* begin Task material *
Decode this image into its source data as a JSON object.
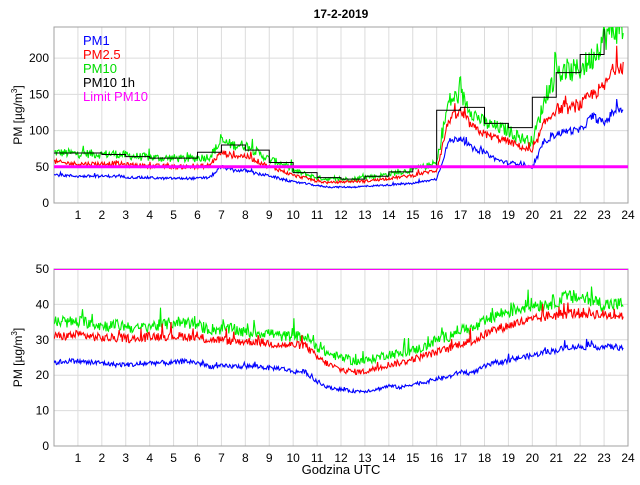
{
  "title": "17-2-2019",
  "xlabel": "Godzina UTC",
  "colors": {
    "PM1": "#0000ff",
    "PM2.5": "#ff0000",
    "PM10": "#00ee00",
    "PM10 1h": "#000000",
    "Limit PM10": "#ff00ff"
  },
  "chart_data": [
    {
      "type": "line",
      "ylabel_main": "PM [µg/m",
      "ylabel_sup": "3",
      "ylabel_end": "]",
      "xlim": [
        0,
        24
      ],
      "ylim": [
        0,
        243
      ],
      "xticks": [
        1,
        2,
        3,
        4,
        5,
        6,
        7,
        8,
        9,
        10,
        11,
        12,
        13,
        14,
        15,
        16,
        17,
        18,
        19,
        20,
        21,
        22,
        23,
        24
      ],
      "yticks": [
        0,
        50,
        100,
        150,
        200
      ],
      "grid": true,
      "legend_placement": "top-left",
      "legend": [
        "PM1",
        "PM2.5",
        "PM10",
        "PM10 1h",
        "Limit PM10"
      ],
      "x": [
        0,
        0.5,
        1,
        1.5,
        2,
        2.5,
        3,
        3.5,
        4,
        4.5,
        5,
        5.5,
        6,
        6.5,
        7,
        7.5,
        8,
        8.5,
        9,
        9.5,
        10,
        10.5,
        11,
        11.5,
        12,
        12.5,
        13,
        13.5,
        14,
        14.5,
        15,
        15.5,
        16,
        16.5,
        17,
        17.5,
        18,
        18.5,
        19,
        19.5,
        20,
        20.5,
        21,
        21.5,
        22,
        22.5,
        23,
        23.5,
        23.8
      ],
      "series": [
        {
          "name": "PM10",
          "values": [
            70,
            69,
            68,
            68,
            67,
            68,
            66,
            64,
            63,
            62,
            62,
            61,
            62,
            64,
            85,
            80,
            80,
            70,
            60,
            55,
            45,
            40,
            35,
            33,
            33,
            33,
            36,
            37,
            40,
            43,
            46,
            50,
            55,
            140,
            150,
            125,
            110,
            105,
            100,
            90,
            85,
            140,
            180,
            180,
            185,
            200,
            230,
            240,
            245
          ]
        },
        {
          "name": "PM2.5",
          "values": [
            57,
            55,
            54,
            54,
            54,
            55,
            53,
            52,
            51,
            51,
            50,
            50,
            50,
            52,
            70,
            65,
            65,
            58,
            50,
            45,
            38,
            35,
            30,
            28,
            29,
            30,
            30,
            32,
            34,
            36,
            38,
            42,
            45,
            115,
            125,
            105,
            95,
            90,
            85,
            78,
            70,
            110,
            130,
            130,
            135,
            150,
            160,
            190,
            190
          ]
        },
        {
          "name": "PM1",
          "values": [
            39,
            38,
            37,
            37,
            37,
            37,
            36,
            35,
            35,
            34,
            34,
            34,
            34,
            35,
            50,
            45,
            45,
            40,
            38,
            33,
            29,
            27,
            24,
            22,
            22,
            22,
            23,
            24,
            25,
            26,
            27,
            30,
            33,
            85,
            90,
            75,
            70,
            60,
            55,
            55,
            47,
            85,
            95,
            100,
            100,
            120,
            110,
            130,
            128
          ]
        }
      ],
      "hourly_pm10": [
        69,
        69,
        67,
        64,
        62,
        62,
        70,
        80,
        73,
        56,
        42,
        35,
        33,
        37,
        43,
        50,
        128,
        132,
        110,
        104,
        146,
        180,
        205,
        240
      ],
      "limit_pm10": 50
    },
    {
      "type": "line",
      "ylabel_main": "PM [µg/m",
      "ylabel_sup": "3",
      "ylabel_end": "]",
      "xlim": [
        0,
        24
      ],
      "ylim": [
        0,
        50
      ],
      "xticks": [
        1,
        2,
        3,
        4,
        5,
        6,
        7,
        8,
        9,
        10,
        11,
        12,
        13,
        14,
        15,
        16,
        17,
        18,
        19,
        20,
        21,
        22,
        23,
        24
      ],
      "yticks": [
        0,
        10,
        20,
        30,
        40,
        50
      ],
      "grid": true,
      "x": [
        0,
        0.5,
        1,
        1.5,
        2,
        2.5,
        3,
        3.5,
        4,
        4.5,
        5,
        5.5,
        6,
        6.5,
        7,
        7.5,
        8,
        8.5,
        9,
        9.5,
        10,
        10.5,
        11,
        11.5,
        12,
        12.5,
        13,
        13.5,
        14,
        14.5,
        15,
        15.5,
        16,
        16.5,
        17,
        17.5,
        18,
        18.5,
        19,
        19.5,
        20,
        20.5,
        21,
        21.5,
        22,
        22.5,
        23,
        23.5,
        23.8
      ],
      "series": [
        {
          "name": "PM10",
          "values": [
            35,
            35,
            35,
            35,
            34,
            34,
            34,
            33,
            34,
            34,
            35,
            35,
            34,
            33,
            33,
            33,
            32,
            32,
            32,
            31,
            31,
            31,
            28,
            26,
            25,
            24,
            24,
            25,
            26,
            26,
            27,
            28,
            30,
            31,
            33,
            33,
            35,
            37,
            38,
            39,
            40,
            40,
            41,
            42,
            42,
            41,
            40,
            40,
            40
          ]
        },
        {
          "name": "PM2.5",
          "values": [
            31,
            31,
            31.5,
            31,
            30.5,
            30.5,
            30.5,
            30,
            31,
            31,
            31,
            31,
            30.5,
            30,
            30,
            29.5,
            29.5,
            29.5,
            29,
            28.5,
            28.5,
            28.5,
            25,
            23,
            21.5,
            21,
            21,
            22,
            23,
            23.5,
            24.5,
            25.5,
            26.5,
            27.5,
            29,
            29.5,
            31.5,
            33,
            34,
            35,
            35.5,
            36.5,
            37,
            37.5,
            37.5,
            37.5,
            37,
            37,
            37
          ]
        },
        {
          "name": "PM1",
          "values": [
            23.5,
            24,
            24,
            23.5,
            23.5,
            23,
            23,
            23,
            23.5,
            23.5,
            23.5,
            24,
            23.5,
            22.5,
            22.5,
            22.5,
            22.5,
            22.5,
            22,
            22,
            21,
            21,
            18,
            16.5,
            16,
            15.5,
            15.5,
            16,
            17,
            16.5,
            17.5,
            18,
            19,
            19.5,
            21,
            20.5,
            22.5,
            23.5,
            24,
            25,
            25.5,
            26.5,
            27,
            28,
            28,
            28,
            28,
            28,
            27.5
          ]
        }
      ],
      "limit_pm10": 50
    }
  ]
}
* end Task material *
Repeat each entry precisely as it appears. Leave the pictures out.

Decode this image into its source data as a JSON object.
{
  "title": "17-2-2019",
  "xlabel": "Godzina UTC",
  "colors": {
    "PM1": "#0000ff",
    "PM2.5": "#ff0000",
    "PM10": "#00ee00",
    "PM10 1h": "#000000",
    "Limit PM10": "#ff00ff"
  },
  "chart_data": [
    {
      "type": "line",
      "ylabel_main": "PM [µg/m",
      "ylabel_sup": "3",
      "ylabel_end": "]",
      "xlim": [
        0,
        24
      ],
      "ylim": [
        0,
        243
      ],
      "xticks": [
        1,
        2,
        3,
        4,
        5,
        6,
        7,
        8,
        9,
        10,
        11,
        12,
        13,
        14,
        15,
        16,
        17,
        18,
        19,
        20,
        21,
        22,
        23,
        24
      ],
      "yticks": [
        0,
        50,
        100,
        150,
        200
      ],
      "grid": true,
      "legend_placement": "top-left",
      "legend": [
        "PM1",
        "PM2.5",
        "PM10",
        "PM10 1h",
        "Limit PM10"
      ],
      "x": [
        0,
        0.5,
        1,
        1.5,
        2,
        2.5,
        3,
        3.5,
        4,
        4.5,
        5,
        5.5,
        6,
        6.5,
        7,
        7.5,
        8,
        8.5,
        9,
        9.5,
        10,
        10.5,
        11,
        11.5,
        12,
        12.5,
        13,
        13.5,
        14,
        14.5,
        15,
        15.5,
        16,
        16.5,
        17,
        17.5,
        18,
        18.5,
        19,
        19.5,
        20,
        20.5,
        21,
        21.5,
        22,
        22.5,
        23,
        23.5,
        23.8
      ],
      "series": [
        {
          "name": "PM10",
          "values": [
            70,
            69,
            68,
            68,
            67,
            68,
            66,
            64,
            63,
            62,
            62,
            61,
            62,
            64,
            85,
            80,
            80,
            70,
            60,
            55,
            45,
            40,
            35,
            33,
            33,
            33,
            36,
            37,
            40,
            43,
            46,
            50,
            55,
            140,
            150,
            125,
            110,
            105,
            100,
            90,
            85,
            140,
            180,
            180,
            185,
            200,
            230,
            240,
            245
          ]
        },
        {
          "name": "PM2.5",
          "values": [
            57,
            55,
            54,
            54,
            54,
            55,
            53,
            52,
            51,
            51,
            50,
            50,
            50,
            52,
            70,
            65,
            65,
            58,
            50,
            45,
            38,
            35,
            30,
            28,
            29,
            30,
            30,
            32,
            34,
            36,
            38,
            42,
            45,
            115,
            125,
            105,
            95,
            90,
            85,
            78,
            70,
            110,
            130,
            130,
            135,
            150,
            160,
            190,
            190
          ]
        },
        {
          "name": "PM1",
          "values": [
            39,
            38,
            37,
            37,
            37,
            37,
            36,
            35,
            35,
            34,
            34,
            34,
            34,
            35,
            50,
            45,
            45,
            40,
            38,
            33,
            29,
            27,
            24,
            22,
            22,
            22,
            23,
            24,
            25,
            26,
            27,
            30,
            33,
            85,
            90,
            75,
            70,
            60,
            55,
            55,
            47,
            85,
            95,
            100,
            100,
            120,
            110,
            130,
            128
          ]
        }
      ],
      "hourly_pm10": [
        69,
        69,
        67,
        64,
        62,
        62,
        70,
        80,
        73,
        56,
        42,
        35,
        33,
        37,
        43,
        50,
        128,
        132,
        110,
        104,
        146,
        180,
        205,
        240
      ],
      "limit_pm10": 50
    },
    {
      "type": "line",
      "ylabel_main": "PM [µg/m",
      "ylabel_sup": "3",
      "ylabel_end": "]",
      "xlim": [
        0,
        24
      ],
      "ylim": [
        0,
        50
      ],
      "xticks": [
        1,
        2,
        3,
        4,
        5,
        6,
        7,
        8,
        9,
        10,
        11,
        12,
        13,
        14,
        15,
        16,
        17,
        18,
        19,
        20,
        21,
        22,
        23,
        24
      ],
      "yticks": [
        0,
        10,
        20,
        30,
        40,
        50
      ],
      "grid": true,
      "x": [
        0,
        0.5,
        1,
        1.5,
        2,
        2.5,
        3,
        3.5,
        4,
        4.5,
        5,
        5.5,
        6,
        6.5,
        7,
        7.5,
        8,
        8.5,
        9,
        9.5,
        10,
        10.5,
        11,
        11.5,
        12,
        12.5,
        13,
        13.5,
        14,
        14.5,
        15,
        15.5,
        16,
        16.5,
        17,
        17.5,
        18,
        18.5,
        19,
        19.5,
        20,
        20.5,
        21,
        21.5,
        22,
        22.5,
        23,
        23.5,
        23.8
      ],
      "series": [
        {
          "name": "PM10",
          "values": [
            35,
            35,
            35,
            35,
            34,
            34,
            34,
            33,
            34,
            34,
            35,
            35,
            34,
            33,
            33,
            33,
            32,
            32,
            32,
            31,
            31,
            31,
            28,
            26,
            25,
            24,
            24,
            25,
            26,
            26,
            27,
            28,
            30,
            31,
            33,
            33,
            35,
            37,
            38,
            39,
            40,
            40,
            41,
            42,
            42,
            41,
            40,
            40,
            40
          ]
        },
        {
          "name": "PM2.5",
          "values": [
            31,
            31,
            31.5,
            31,
            30.5,
            30.5,
            30.5,
            30,
            31,
            31,
            31,
            31,
            30.5,
            30,
            30,
            29.5,
            29.5,
            29.5,
            29,
            28.5,
            28.5,
            28.5,
            25,
            23,
            21.5,
            21,
            21,
            22,
            23,
            23.5,
            24.5,
            25.5,
            26.5,
            27.5,
            29,
            29.5,
            31.5,
            33,
            34,
            35,
            35.5,
            36.5,
            37,
            37.5,
            37.5,
            37.5,
            37,
            37,
            37
          ]
        },
        {
          "name": "PM1",
          "values": [
            23.5,
            24,
            24,
            23.5,
            23.5,
            23,
            23,
            23,
            23.5,
            23.5,
            23.5,
            24,
            23.5,
            22.5,
            22.5,
            22.5,
            22.5,
            22.5,
            22,
            22,
            21,
            21,
            18,
            16.5,
            16,
            15.5,
            15.5,
            16,
            17,
            16.5,
            17.5,
            18,
            19,
            19.5,
            21,
            20.5,
            22.5,
            23.5,
            24,
            25,
            25.5,
            26.5,
            27,
            28,
            28,
            28,
            28,
            28,
            27.5
          ]
        }
      ],
      "limit_pm10": 50
    }
  ]
}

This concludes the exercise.